**Available records:**
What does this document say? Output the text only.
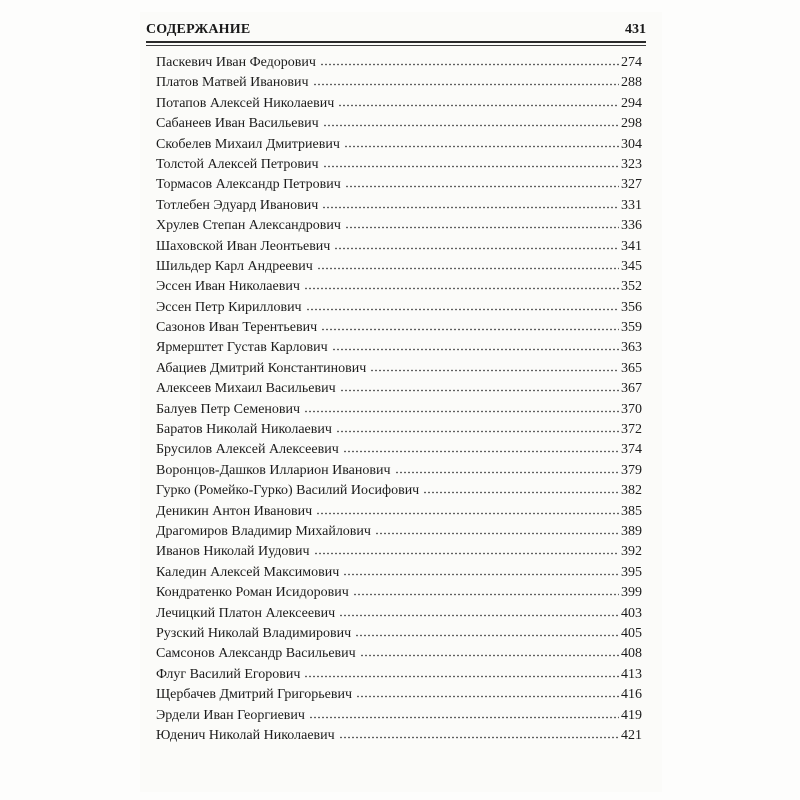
СОДЕРЖАНИЕ	431
Паскевич Иван Федорович	274
Платов Матвей Иванович	288
Потапов Алексей Николаевич	294
Сабанеев Иван Васильевич	298
Скобелев Михаил Дмитриевич	304
Толстой Алексей Петрович	323
Тормасов Александр Петрович	327
Тотлебен Эдуард Иванович	331
Хрулев Степан Александрович	336
Шаховской Иван Леонтьевич	341
Шильдер Карл Андреевич	345
Эссен Иван Николаевич	352
Эссен Петр Кириллович	356
Сазонов Иван Терентьевич	359
Ярмерштет Густав Карлович	363
Абациев Дмитрий Константинович	365
Алексеев Михаил Васильевич	367
Балуев Петр Семенович	370
Баратов Николай Николаевич	372
Брусилов Алексей Алексеевич	374
Воронцов-Дашков Илларион Иванович	379
Гурко (Ромейко-Гурко) Василий Иосифович	382
Деникин Антон Иванович	385
Драгомиров Владимир Михайлович	389
Иванов Николай Иудович	392
Каледин Алексей Максимович	395
Кондратенко Роман Исидорович	399
Лечицкий Платон Алексеевич	403
Рузский Николай Владимирович	405
Самсонов Александр Васильевич	408
Флуг Василий Егорович	413
Щербачев Дмитрий Григорьевич	416
Эрдели Иван Георгиевич	419
Юденич Николай Николаевич	421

**Given task:**
Identify the lines above with the word "Николай". Copy them.

**Output below:**
Баратов Николай Николаевич	372
Иванов Николай Иудович	392
Рузский Николай Владимирович	405
Юденич Николай Николаевич	421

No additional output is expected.